> Written task:
Of all the lines here, how many include the string "verified"? Answer with the number only.

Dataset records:

------

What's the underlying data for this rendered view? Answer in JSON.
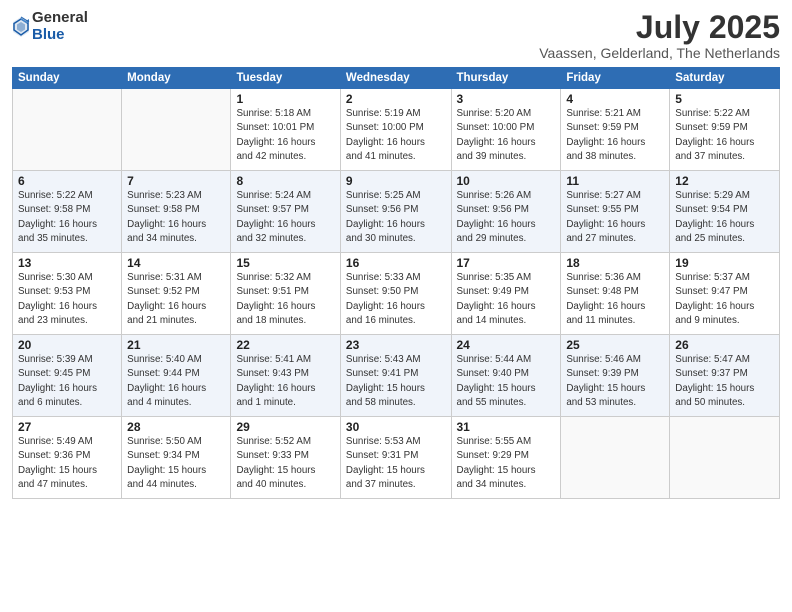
{
  "logo": {
    "general": "General",
    "blue": "Blue"
  },
  "title": "July 2025",
  "subtitle": "Vaassen, Gelderland, The Netherlands",
  "headers": [
    "Sunday",
    "Monday",
    "Tuesday",
    "Wednesday",
    "Thursday",
    "Friday",
    "Saturday"
  ],
  "weeks": [
    [
      {
        "day": "",
        "info": ""
      },
      {
        "day": "",
        "info": ""
      },
      {
        "day": "1",
        "info": "Sunrise: 5:18 AM\nSunset: 10:01 PM\nDaylight: 16 hours\nand 42 minutes."
      },
      {
        "day": "2",
        "info": "Sunrise: 5:19 AM\nSunset: 10:00 PM\nDaylight: 16 hours\nand 41 minutes."
      },
      {
        "day": "3",
        "info": "Sunrise: 5:20 AM\nSunset: 10:00 PM\nDaylight: 16 hours\nand 39 minutes."
      },
      {
        "day": "4",
        "info": "Sunrise: 5:21 AM\nSunset: 9:59 PM\nDaylight: 16 hours\nand 38 minutes."
      },
      {
        "day": "5",
        "info": "Sunrise: 5:22 AM\nSunset: 9:59 PM\nDaylight: 16 hours\nand 37 minutes."
      }
    ],
    [
      {
        "day": "6",
        "info": "Sunrise: 5:22 AM\nSunset: 9:58 PM\nDaylight: 16 hours\nand 35 minutes."
      },
      {
        "day": "7",
        "info": "Sunrise: 5:23 AM\nSunset: 9:58 PM\nDaylight: 16 hours\nand 34 minutes."
      },
      {
        "day": "8",
        "info": "Sunrise: 5:24 AM\nSunset: 9:57 PM\nDaylight: 16 hours\nand 32 minutes."
      },
      {
        "day": "9",
        "info": "Sunrise: 5:25 AM\nSunset: 9:56 PM\nDaylight: 16 hours\nand 30 minutes."
      },
      {
        "day": "10",
        "info": "Sunrise: 5:26 AM\nSunset: 9:56 PM\nDaylight: 16 hours\nand 29 minutes."
      },
      {
        "day": "11",
        "info": "Sunrise: 5:27 AM\nSunset: 9:55 PM\nDaylight: 16 hours\nand 27 minutes."
      },
      {
        "day": "12",
        "info": "Sunrise: 5:29 AM\nSunset: 9:54 PM\nDaylight: 16 hours\nand 25 minutes."
      }
    ],
    [
      {
        "day": "13",
        "info": "Sunrise: 5:30 AM\nSunset: 9:53 PM\nDaylight: 16 hours\nand 23 minutes."
      },
      {
        "day": "14",
        "info": "Sunrise: 5:31 AM\nSunset: 9:52 PM\nDaylight: 16 hours\nand 21 minutes."
      },
      {
        "day": "15",
        "info": "Sunrise: 5:32 AM\nSunset: 9:51 PM\nDaylight: 16 hours\nand 18 minutes."
      },
      {
        "day": "16",
        "info": "Sunrise: 5:33 AM\nSunset: 9:50 PM\nDaylight: 16 hours\nand 16 minutes."
      },
      {
        "day": "17",
        "info": "Sunrise: 5:35 AM\nSunset: 9:49 PM\nDaylight: 16 hours\nand 14 minutes."
      },
      {
        "day": "18",
        "info": "Sunrise: 5:36 AM\nSunset: 9:48 PM\nDaylight: 16 hours\nand 11 minutes."
      },
      {
        "day": "19",
        "info": "Sunrise: 5:37 AM\nSunset: 9:47 PM\nDaylight: 16 hours\nand 9 minutes."
      }
    ],
    [
      {
        "day": "20",
        "info": "Sunrise: 5:39 AM\nSunset: 9:45 PM\nDaylight: 16 hours\nand 6 minutes."
      },
      {
        "day": "21",
        "info": "Sunrise: 5:40 AM\nSunset: 9:44 PM\nDaylight: 16 hours\nand 4 minutes."
      },
      {
        "day": "22",
        "info": "Sunrise: 5:41 AM\nSunset: 9:43 PM\nDaylight: 16 hours\nand 1 minute."
      },
      {
        "day": "23",
        "info": "Sunrise: 5:43 AM\nSunset: 9:41 PM\nDaylight: 15 hours\nand 58 minutes."
      },
      {
        "day": "24",
        "info": "Sunrise: 5:44 AM\nSunset: 9:40 PM\nDaylight: 15 hours\nand 55 minutes."
      },
      {
        "day": "25",
        "info": "Sunrise: 5:46 AM\nSunset: 9:39 PM\nDaylight: 15 hours\nand 53 minutes."
      },
      {
        "day": "26",
        "info": "Sunrise: 5:47 AM\nSunset: 9:37 PM\nDaylight: 15 hours\nand 50 minutes."
      }
    ],
    [
      {
        "day": "27",
        "info": "Sunrise: 5:49 AM\nSunset: 9:36 PM\nDaylight: 15 hours\nand 47 minutes."
      },
      {
        "day": "28",
        "info": "Sunrise: 5:50 AM\nSunset: 9:34 PM\nDaylight: 15 hours\nand 44 minutes."
      },
      {
        "day": "29",
        "info": "Sunrise: 5:52 AM\nSunset: 9:33 PM\nDaylight: 15 hours\nand 40 minutes."
      },
      {
        "day": "30",
        "info": "Sunrise: 5:53 AM\nSunset: 9:31 PM\nDaylight: 15 hours\nand 37 minutes."
      },
      {
        "day": "31",
        "info": "Sunrise: 5:55 AM\nSunset: 9:29 PM\nDaylight: 15 hours\nand 34 minutes."
      },
      {
        "day": "",
        "info": ""
      },
      {
        "day": "",
        "info": ""
      }
    ]
  ]
}
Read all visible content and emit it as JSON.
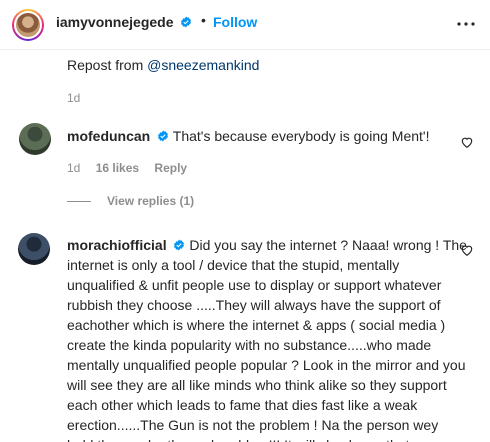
{
  "header": {
    "username": "iamyvonnejegede",
    "separator": "•",
    "follow_label": "Follow"
  },
  "post": {
    "repost_prefix": "Repost from ",
    "repost_mention": "@sneezemankind",
    "time": "1d"
  },
  "comments": [
    {
      "username": "mofeduncan",
      "text": "That's because everybody is going Ment'!",
      "time": "1d",
      "likes": "16 likes",
      "reply_label": "Reply",
      "view_replies": "View replies (1)"
    },
    {
      "username": "morachiofficial",
      "text": "Did you say the internet ? Naaa! wrong ! The internet is only a tool / device that the stupid, mentally unqualified & unfit people use to display or support whatever rubbish they choose .....They will always have the support of eachother which is where the internet & apps ( social media ) create the kinda popularity with no substance.....who made mentally unqualified people popular ? Look in the mirror and you will see they are all like minds who think alike so they support each other which leads to fame that dies fast like a weak erection......The Gun is not the problem ! Na the person wey hold the gun be the real problem!!! It will shock you that"
    }
  ],
  "colors": {
    "accent": "#0095f6",
    "verified": "#0095f6",
    "mention": "#00376b",
    "muted": "#8e8e8e"
  },
  "icons": [
    "verified-badge-icon",
    "more-options-icon",
    "heart-icon"
  ]
}
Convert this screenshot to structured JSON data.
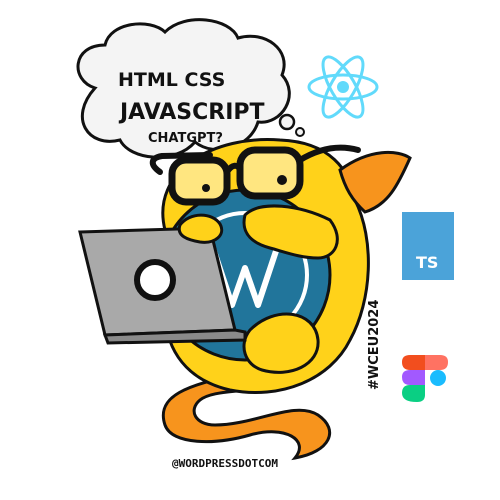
{
  "bubble": {
    "line1": "HTML CSS",
    "line2": "JAVASCRIPT",
    "line3": "CHATGPT?"
  },
  "badges": {
    "ts_label": "TS",
    "event_tag": "#WCEU2024"
  },
  "credit": "@WORDPRESSDOTCOM",
  "colors": {
    "wapuu_yellow": "#FFD21A",
    "tail_orange": "#F7941D",
    "wp_blue": "#21759B",
    "laptop_gray": "#A9A9A9",
    "react_cyan": "#61DAFB",
    "ts_blue": "#3178C6"
  }
}
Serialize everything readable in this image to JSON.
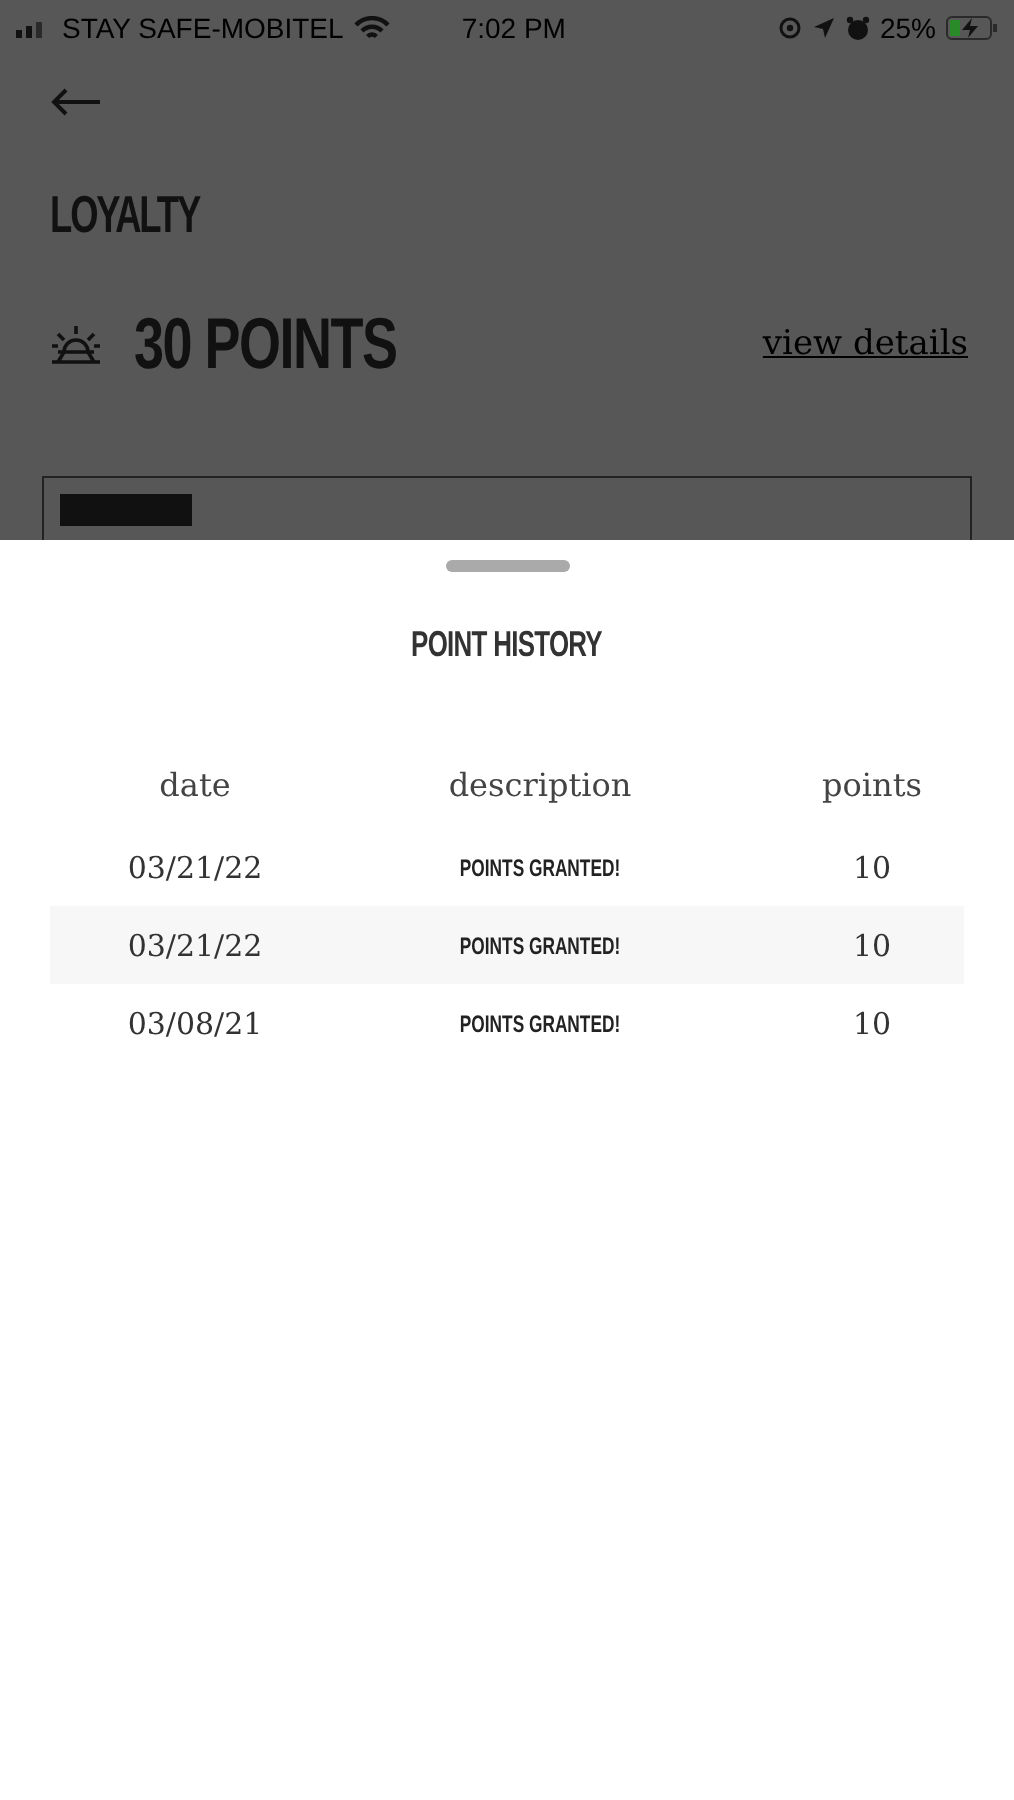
{
  "status_bar": {
    "carrier": "STAY SAFE-MOBITEL",
    "time": "7:02 PM",
    "battery": "25%"
  },
  "page": {
    "title": "LOYALTY",
    "points": "30 POINTS",
    "link": "view details"
  },
  "sheet": {
    "title": "POINT HISTORY",
    "columns": [
      "date",
      "description",
      "points"
    ],
    "rows": [
      {
        "date": "03/21/22",
        "description": "POINTS GRANTED!",
        "points": "10"
      },
      {
        "date": "03/21/22",
        "description": "POINTS GRANTED!",
        "points": "10"
      },
      {
        "date": "03/08/21",
        "description": "POINTS GRANTED!",
        "points": "10"
      }
    ]
  }
}
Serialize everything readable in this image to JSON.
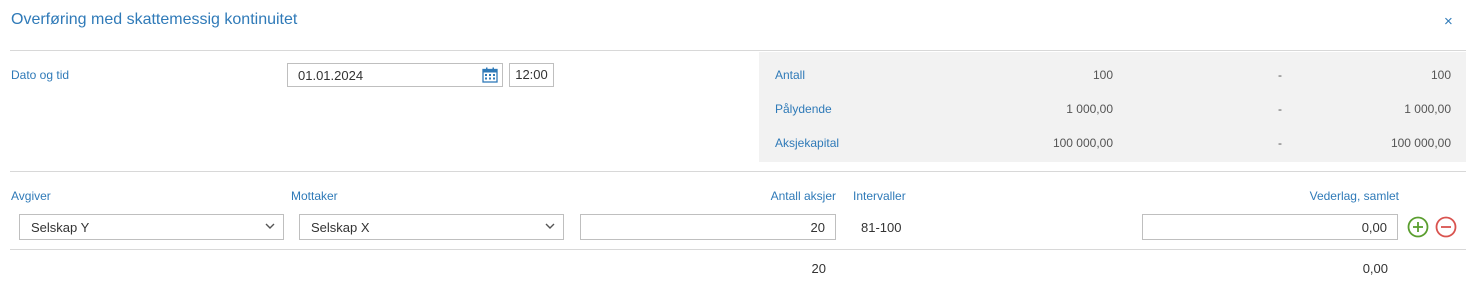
{
  "dialog": {
    "title": "Overføring med skattemessig kontinuitet",
    "close": "×"
  },
  "date_time": {
    "label": "Dato og tid",
    "date": "01.01.2024",
    "time": "12:00"
  },
  "summary": {
    "rows": [
      {
        "label": "Antall",
        "before": "100",
        "sep": "-",
        "after": "100"
      },
      {
        "label": "Pålydende",
        "before": "1 000,00",
        "sep": "-",
        "after": "1 000,00"
      },
      {
        "label": "Aksjekapital",
        "before": "100 000,00",
        "sep": "-",
        "after": "100 000,00"
      }
    ]
  },
  "table": {
    "headers": {
      "giver": "Avgiver",
      "receiver": "Mottaker",
      "shares": "Antall aksjer",
      "intervals": "Intervaller",
      "consideration": "Vederlag, samlet"
    },
    "row": {
      "giver": "Selskap Y",
      "receiver": "Selskap X",
      "shares": "20",
      "intervals": "81-100",
      "consideration": "0,00"
    },
    "totals": {
      "shares": "20",
      "consideration": "0,00"
    }
  },
  "colors": {
    "accent": "#2f7ab8",
    "add": "#5a9e2f",
    "remove": "#d9534f"
  }
}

------

> Answer to this task:
2